**What needs to be done**
Please copy, character for character, the stretch of rows from the one containing "853, 1030, 903]" through the one containing "284, 479, 324]".

**Record list**
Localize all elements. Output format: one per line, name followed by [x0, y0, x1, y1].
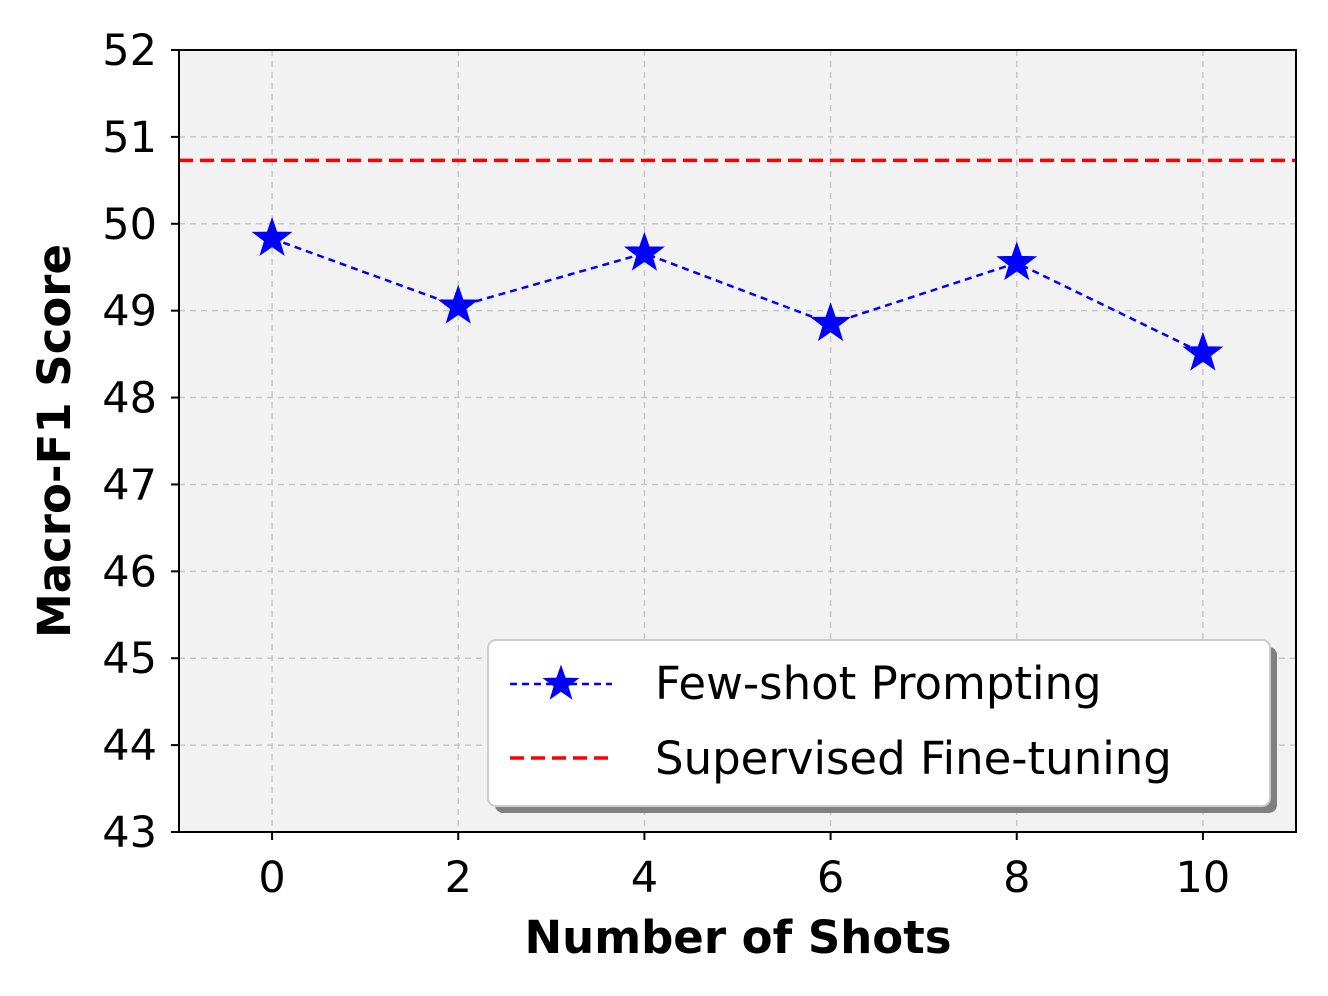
x-tick-label: 8	[1003, 853, 1030, 903]
y-axis-ticks: 43 44 45 46 47 48 49 50 51 52	[102, 26, 179, 858]
y-tick-label: 52	[102, 26, 157, 76]
x-tick-label: 10	[1176, 853, 1231, 903]
series-few-shot-prompting-line	[271, 237, 1204, 355]
x-tick-label: 4	[631, 853, 658, 903]
y-tick-label: 49	[102, 287, 157, 337]
legend-entry-few-shot-prompting: Few-shot Prompting	[510, 657, 1102, 710]
data-point-x-8	[996, 241, 1038, 281]
x-tick-label: 2	[445, 853, 472, 903]
data-point-x-10	[1182, 331, 1224, 371]
data-point-x-2	[437, 284, 479, 324]
legend-label-few-shot-prompting: Few-shot Prompting	[655, 657, 1102, 710]
x-tick-label: 0	[258, 853, 285, 903]
y-tick-label: 46	[102, 547, 157, 597]
x-axis-ticks: 0 2 4 6 8 10	[258, 832, 1230, 903]
y-axis-label: Macro-F1 Score	[28, 244, 81, 638]
y-tick-label: 48	[102, 374, 157, 424]
y-tick-label: 45	[102, 634, 157, 684]
legend-star-marker	[542, 664, 580, 700]
y-tick-label: 51	[102, 113, 157, 163]
data-point-x-0	[251, 217, 293, 256]
series-layer	[179, 158, 1296, 371]
legend: Few-shot Prompting Supervised Fine-tunin…	[487, 639, 1277, 813]
x-axis-label: Number of Shots	[525, 911, 952, 964]
y-tick-label: 50	[102, 200, 157, 250]
data-point-x-6	[810, 302, 852, 342]
y-tick-label: 44	[102, 721, 157, 771]
y-tick-label: 47	[102, 460, 157, 510]
y-tick-label: 43	[102, 808, 157, 858]
legend-entry-supervised-fine-tuning: Supervised Fine-tuning	[510, 732, 1172, 785]
legend-box	[487, 639, 1271, 807]
data-point-x-4	[623, 231, 665, 271]
legend-label-supervised-fine-tuning: Supervised Fine-tuning	[655, 732, 1172, 785]
x-tick-label: 6	[817, 853, 844, 903]
plot-frame	[178, 49, 1297, 833]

**In response**
x-tick-label: 8	[1003, 853, 1030, 903]
y-axis-ticks: 43 44 45 46 47 48 49 50 51 52	[102, 26, 179, 858]
y-tick-label: 52	[102, 26, 157, 76]
x-tick-label: 10	[1176, 853, 1231, 903]
series-few-shot-prompting-line	[271, 237, 1204, 355]
x-tick-label: 4	[631, 853, 658, 903]
y-tick-label: 49	[102, 287, 157, 337]
legend-entry-few-shot-prompting: Few-shot Prompting	[510, 657, 1102, 710]
data-point-x-8	[996, 241, 1038, 281]
x-tick-label: 2	[445, 853, 472, 903]
data-point-x-10	[1182, 331, 1224, 371]
data-point-x-2	[437, 284, 479, 324]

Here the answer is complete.